◆ Problem statement
Would you copy out the whole listing exactly as given?

◆ Stored rows
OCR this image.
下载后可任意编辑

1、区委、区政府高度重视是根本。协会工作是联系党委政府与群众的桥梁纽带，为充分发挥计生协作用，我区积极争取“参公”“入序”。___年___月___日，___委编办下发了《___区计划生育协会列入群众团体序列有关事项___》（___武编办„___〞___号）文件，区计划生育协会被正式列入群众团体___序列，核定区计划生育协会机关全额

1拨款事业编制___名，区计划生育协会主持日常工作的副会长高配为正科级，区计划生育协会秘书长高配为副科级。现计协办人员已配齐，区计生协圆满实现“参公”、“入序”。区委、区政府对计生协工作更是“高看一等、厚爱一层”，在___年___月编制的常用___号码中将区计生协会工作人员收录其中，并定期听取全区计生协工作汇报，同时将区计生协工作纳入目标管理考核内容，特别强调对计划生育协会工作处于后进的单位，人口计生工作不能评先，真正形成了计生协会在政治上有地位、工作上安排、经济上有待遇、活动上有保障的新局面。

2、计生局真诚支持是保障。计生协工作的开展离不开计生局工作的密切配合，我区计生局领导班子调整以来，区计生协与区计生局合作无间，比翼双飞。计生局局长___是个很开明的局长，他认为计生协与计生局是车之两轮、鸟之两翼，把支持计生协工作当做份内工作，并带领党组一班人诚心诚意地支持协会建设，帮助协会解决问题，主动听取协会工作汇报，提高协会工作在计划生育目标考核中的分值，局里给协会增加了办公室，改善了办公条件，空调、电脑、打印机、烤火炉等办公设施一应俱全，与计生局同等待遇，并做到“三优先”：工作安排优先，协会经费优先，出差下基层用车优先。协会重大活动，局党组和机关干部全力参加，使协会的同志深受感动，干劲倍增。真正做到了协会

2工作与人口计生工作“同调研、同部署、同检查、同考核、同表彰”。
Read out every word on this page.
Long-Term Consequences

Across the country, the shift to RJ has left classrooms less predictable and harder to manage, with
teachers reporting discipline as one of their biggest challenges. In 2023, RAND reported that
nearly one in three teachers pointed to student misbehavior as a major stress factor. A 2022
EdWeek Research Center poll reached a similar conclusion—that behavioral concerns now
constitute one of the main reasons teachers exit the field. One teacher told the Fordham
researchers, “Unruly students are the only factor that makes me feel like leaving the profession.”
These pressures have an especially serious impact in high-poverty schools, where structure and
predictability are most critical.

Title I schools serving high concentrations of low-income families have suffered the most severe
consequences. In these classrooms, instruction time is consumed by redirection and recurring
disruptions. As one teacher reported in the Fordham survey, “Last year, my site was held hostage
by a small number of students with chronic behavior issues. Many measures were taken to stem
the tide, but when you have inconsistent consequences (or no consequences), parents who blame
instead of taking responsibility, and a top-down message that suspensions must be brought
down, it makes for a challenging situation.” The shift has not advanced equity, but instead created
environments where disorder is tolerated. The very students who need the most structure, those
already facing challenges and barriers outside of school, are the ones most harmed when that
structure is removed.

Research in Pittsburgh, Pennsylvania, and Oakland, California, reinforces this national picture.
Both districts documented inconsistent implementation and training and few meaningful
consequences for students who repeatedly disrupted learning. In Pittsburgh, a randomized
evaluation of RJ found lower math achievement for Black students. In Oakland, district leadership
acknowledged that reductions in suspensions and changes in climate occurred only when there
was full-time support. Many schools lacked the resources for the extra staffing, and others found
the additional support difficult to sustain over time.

◆ Task output
OCR this image.
下载后可任意编辑

1、区委、区政府高度重视是根本。协会工作是联系党委政府与群众的桥梁纽带，为充分发挥计生协作用，我区积极争取“参公”“入序”。___年___月___日，___委编办下发了《___区计划生育协会列入群众团体序列有关事项___》（___武编办„___〞___号）文件，区计划生育协会被正式列入群众团体___序列，核定区计划生育协会机关全额

1拨款事业编制___名，区计划生育协会主持日常工作的副会长高配为正科级，区计划生育协会秘书长高配为副科级。现计协办人员已配齐，区计生协圆满实现“参公”、“入序”。区委、区政府对计生协工作更是“高看一等、厚爱一层”，在___年___月编制的常用___号码中将区计生协会工作人员收录其中，并定期听取全区计生协工作汇报，同时将区计生协工作纳入目标管理考核内容，特别强调对计划生育协会工作处于后进的单位，人口计生工作不能评先，真正形成了计生协会在政治上有地位、工作上安排、经济上有待遇、活动上有保障的新局面。

2、计生局真诚支持是保障。计生协工作的开展离不开计生局工作的密切配合，我区计生局领导班子调整以来，区计生协与区计生局合作无间，比翼双飞。计生局局长___是个很开明的局长，他认为计生协与计生局是车之两轮、鸟之两翼，把支持计生协工作当做份内工作，并带领党组一班人诚心诚意地支持协会建设，帮助协会解决问题，主动听取协会工作汇报，提高协会工作在计划生育目标考核中的分值，局里给协会增加了办公室，改善了办公条件，空调、电脑、打印机、烤火炉等办公设施一应俱全，与计生局同等待遇，并做到“三优先”：工作安排优先，协会经费优先，出差下基层用车优先。协会重大活动，局党组和机关干部全力参加，使协会的同志深受感动，干劲倍增。真正做到了协会

2工作与人口计生工作“同调研、同部署、同检查、同考核、同表彰”。
Read out every word on this page.
Long-Term Consequences

Across the country, the shift to RJ has left classrooms less predictable and harder to manage, with
teachers reporting discipline as one of their biggest challenges. In 2023, RAND reported that
nearly one in three teachers pointed to student misbehavior as a major stress factor. A 2022
EdWeek Research Center poll reached a similar conclusion—that behavioral concerns now
constitute one of the main reasons teachers exit the field. One teacher told the Fordham
researchers, “Unruly students are the only factor that makes me feel like leaving the profession.”
These pressures have an especially serious impact in high-poverty schools, where structure and
predictability are most critical.

Title I schools serving high concentrations of low-income families have suffered the most severe
consequences. In these classrooms, instruction time is consumed by redirection and recurring
disruptions. As one teacher reported in the Fordham survey, “Last year, my site was held hostage
by a small number of students with chronic behavior issues. Many measures were taken to stem
the tide, but when you have inconsistent consequences (or no consequences), parents who blame
instead of taking responsibility, and a top-down message that suspensions must be brought
down, it makes for a challenging situation.” The shift has not advanced equity, but instead created
environments where disorder is tolerated. The very students who need the most structure, those
already facing challenges and barriers outside of school, are the ones most harmed when that
structure is removed.

Research in Pittsburgh, Pennsylvania, and Oakland, California, reinforces this national picture.
Both districts documented inconsistent implementation and training and few meaningful
consequences for students who repeatedly disrupted learning. In Pittsburgh, a randomized
evaluation of RJ found lower math achievement for Black students. In Oakland, district leadership
acknowledged that reductions in suspensions and changes in climate occurred only when there
was full-time support. Many schools lacked the resources for the extra staffing, and others found
the additional support difficult to sustain over time.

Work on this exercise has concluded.